DO THIS
Copy all lines that contain the word "delivery".

= = =

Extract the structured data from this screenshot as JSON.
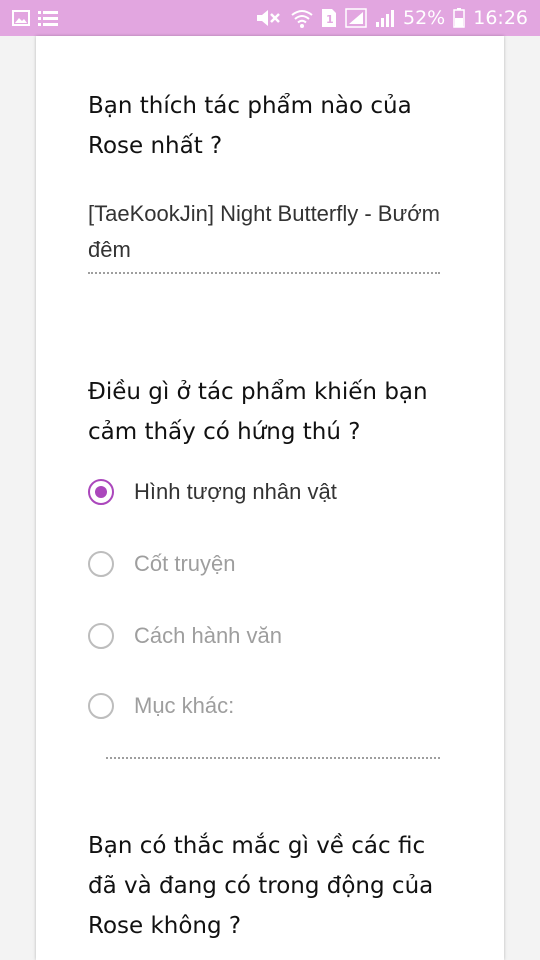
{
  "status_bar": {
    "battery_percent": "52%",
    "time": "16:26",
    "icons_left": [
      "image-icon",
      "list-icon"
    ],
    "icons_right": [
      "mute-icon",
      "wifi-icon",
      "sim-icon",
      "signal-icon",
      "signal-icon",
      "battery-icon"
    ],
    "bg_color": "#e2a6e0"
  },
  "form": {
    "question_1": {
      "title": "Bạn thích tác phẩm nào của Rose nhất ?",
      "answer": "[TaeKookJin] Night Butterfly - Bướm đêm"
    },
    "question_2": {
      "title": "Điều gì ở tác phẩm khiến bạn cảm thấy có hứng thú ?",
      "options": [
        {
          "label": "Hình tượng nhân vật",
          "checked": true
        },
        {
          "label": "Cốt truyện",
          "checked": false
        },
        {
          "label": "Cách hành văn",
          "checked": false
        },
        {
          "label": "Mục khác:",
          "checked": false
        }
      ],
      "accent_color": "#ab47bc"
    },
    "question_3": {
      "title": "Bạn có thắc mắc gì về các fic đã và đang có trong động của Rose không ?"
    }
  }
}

= = =

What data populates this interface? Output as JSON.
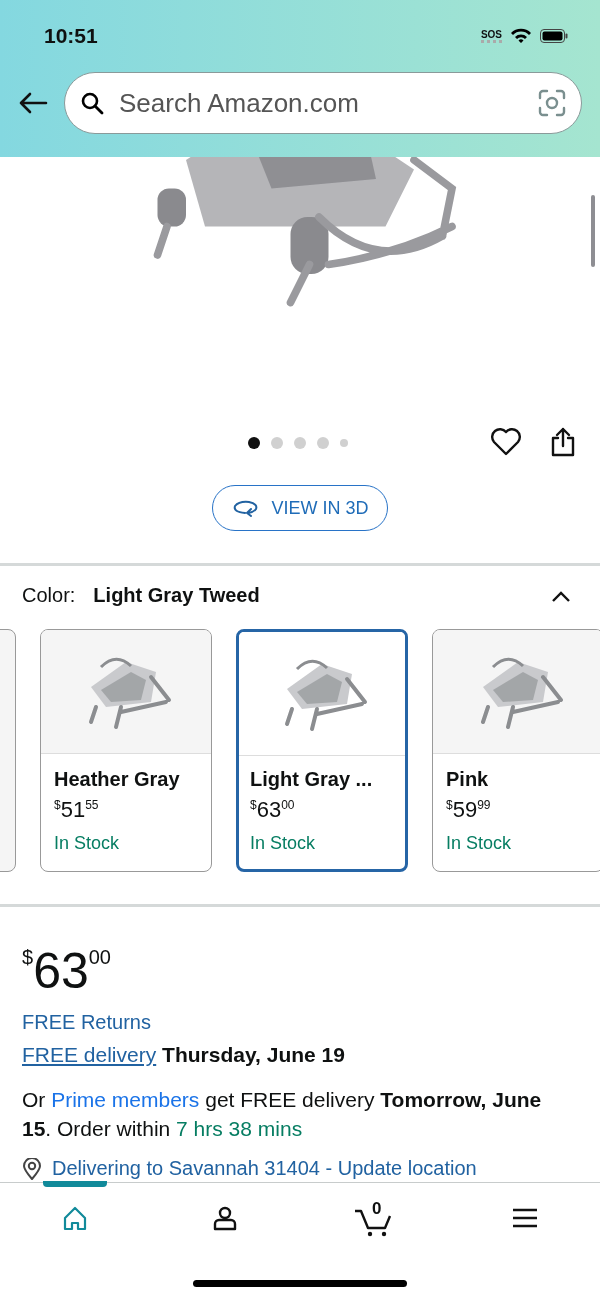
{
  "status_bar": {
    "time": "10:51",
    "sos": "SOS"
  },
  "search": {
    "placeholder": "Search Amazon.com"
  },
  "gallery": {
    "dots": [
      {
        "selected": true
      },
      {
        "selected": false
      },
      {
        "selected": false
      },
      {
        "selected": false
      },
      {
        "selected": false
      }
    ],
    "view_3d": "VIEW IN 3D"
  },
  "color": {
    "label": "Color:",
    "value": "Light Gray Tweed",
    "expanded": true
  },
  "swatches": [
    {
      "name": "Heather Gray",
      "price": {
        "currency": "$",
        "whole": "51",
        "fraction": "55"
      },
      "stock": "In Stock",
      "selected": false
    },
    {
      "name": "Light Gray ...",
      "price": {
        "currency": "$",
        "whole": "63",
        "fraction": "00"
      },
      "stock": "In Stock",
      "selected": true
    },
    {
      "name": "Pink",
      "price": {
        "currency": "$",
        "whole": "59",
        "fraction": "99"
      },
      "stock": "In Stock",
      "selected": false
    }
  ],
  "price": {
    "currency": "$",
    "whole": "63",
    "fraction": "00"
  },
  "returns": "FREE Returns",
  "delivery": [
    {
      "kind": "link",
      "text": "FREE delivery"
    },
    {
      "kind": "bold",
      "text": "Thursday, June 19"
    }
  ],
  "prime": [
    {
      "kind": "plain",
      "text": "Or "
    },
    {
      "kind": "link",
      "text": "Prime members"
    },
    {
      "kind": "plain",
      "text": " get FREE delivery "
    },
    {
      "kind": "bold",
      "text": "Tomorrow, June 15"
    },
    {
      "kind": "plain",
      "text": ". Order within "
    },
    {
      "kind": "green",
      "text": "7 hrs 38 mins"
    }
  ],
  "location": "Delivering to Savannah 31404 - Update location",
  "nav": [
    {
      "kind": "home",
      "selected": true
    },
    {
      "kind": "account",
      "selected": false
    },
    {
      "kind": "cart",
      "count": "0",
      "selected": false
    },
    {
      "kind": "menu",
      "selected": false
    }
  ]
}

= = =

RESULT FOR THIS TASK
  "delivery": [
      "text": "FREE delivery"
      "text": " get FREE delivery "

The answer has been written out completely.